▸ REQUIREMENTS
Retype all of the material below line for line, with no changes.
>> begin DATA LISTING
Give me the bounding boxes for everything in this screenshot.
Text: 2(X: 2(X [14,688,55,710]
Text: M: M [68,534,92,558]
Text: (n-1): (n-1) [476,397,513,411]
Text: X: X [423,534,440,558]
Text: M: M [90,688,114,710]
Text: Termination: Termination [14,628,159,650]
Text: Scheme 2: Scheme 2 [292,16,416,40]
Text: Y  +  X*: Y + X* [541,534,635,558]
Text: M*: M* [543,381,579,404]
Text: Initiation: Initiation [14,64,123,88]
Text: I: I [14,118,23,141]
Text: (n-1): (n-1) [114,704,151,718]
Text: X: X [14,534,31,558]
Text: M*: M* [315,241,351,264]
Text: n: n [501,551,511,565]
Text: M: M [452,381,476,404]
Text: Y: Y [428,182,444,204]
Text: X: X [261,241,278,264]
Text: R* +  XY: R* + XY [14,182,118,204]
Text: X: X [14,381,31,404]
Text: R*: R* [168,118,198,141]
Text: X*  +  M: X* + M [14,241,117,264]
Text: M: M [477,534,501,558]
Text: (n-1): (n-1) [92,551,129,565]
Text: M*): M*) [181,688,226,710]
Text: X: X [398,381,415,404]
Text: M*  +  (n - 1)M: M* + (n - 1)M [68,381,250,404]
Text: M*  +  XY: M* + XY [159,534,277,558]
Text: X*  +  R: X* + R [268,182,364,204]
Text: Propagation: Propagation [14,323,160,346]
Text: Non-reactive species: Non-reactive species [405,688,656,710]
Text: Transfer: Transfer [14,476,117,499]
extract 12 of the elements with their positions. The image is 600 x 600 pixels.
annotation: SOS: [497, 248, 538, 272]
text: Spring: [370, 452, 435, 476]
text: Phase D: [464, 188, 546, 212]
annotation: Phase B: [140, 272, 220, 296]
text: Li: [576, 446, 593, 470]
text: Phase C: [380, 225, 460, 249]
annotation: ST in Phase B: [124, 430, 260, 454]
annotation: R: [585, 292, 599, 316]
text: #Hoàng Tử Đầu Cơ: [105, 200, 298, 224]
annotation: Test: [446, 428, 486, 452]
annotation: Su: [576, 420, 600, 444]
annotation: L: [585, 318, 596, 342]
>> end DATA LISTING
▸ EXERCISE OUTPUT
Give me the bounding boxes for everything in this screenshot.
Text: 2(X: 2(X [14,688,55,710]
Text: M: M [68,534,92,558]
Text: (n-1): (n-1) [476,397,513,411]
Text: X: X [423,534,440,558]
Text: M: M [90,688,114,710]
Text: Termination: Termination [14,628,159,650]
Text: Scheme 2: Scheme 2 [292,16,416,40]
Text: Y  +  X*: Y + X* [541,534,635,558]
Text: M*: M* [543,381,579,404]
Text: Initiation: Initiation [14,64,123,88]
Text: I: I [14,118,23,141]
Text: (n-1): (n-1) [114,704,151,718]
Text: X: X [14,534,31,558]
Text: M*: M* [315,241,351,264]
Text: n: n [501,551,511,565]
Text: M: M [452,381,476,404]
Text: Y: Y [428,182,444,204]
Text: X: X [261,241,278,264]
Text: R* +  XY: R* + XY [14,182,118,204]
Text: X: X [14,381,31,404]
Text: R*: R* [168,118,198,141]
Text: X*  +  M: X* + M [14,241,117,264]
Text: M: M [477,534,501,558]
Text: (n-1): (n-1) [92,551,129,565]
Text: M*): M*) [181,688,226,710]
Text: X: X [398,381,415,404]
Text: M*  +  (n - 1)M: M* + (n - 1)M [68,381,250,404]
Text: M*  +  XY: M* + XY [159,534,277,558]
Text: X*  +  R: X* + R [268,182,364,204]
Text: Propagation: Propagation [14,323,160,346]
Text: Non-reactive species: Non-reactive species [405,688,656,710]
Text: Transfer: Transfer [14,476,117,499]
extract 12 of the elements with their positions. The image is 600 x 600 pixels.
annotation: SOS: [497, 248, 538, 272]
text: Spring: [370, 452, 435, 476]
text: Phase D: [464, 188, 546, 212]
annotation: Phase B: [140, 272, 220, 296]
text: Li: [576, 446, 593, 470]
text: Phase C: [380, 225, 460, 249]
annotation: ST in Phase B: [124, 430, 260, 454]
annotation: R: [585, 292, 599, 316]
text: #Hoàng Tử Đầu Cơ: [105, 200, 298, 224]
annotation: Test: [446, 428, 486, 452]
annotation: Su: [576, 420, 600, 444]
annotation: L: [585, 318, 596, 342]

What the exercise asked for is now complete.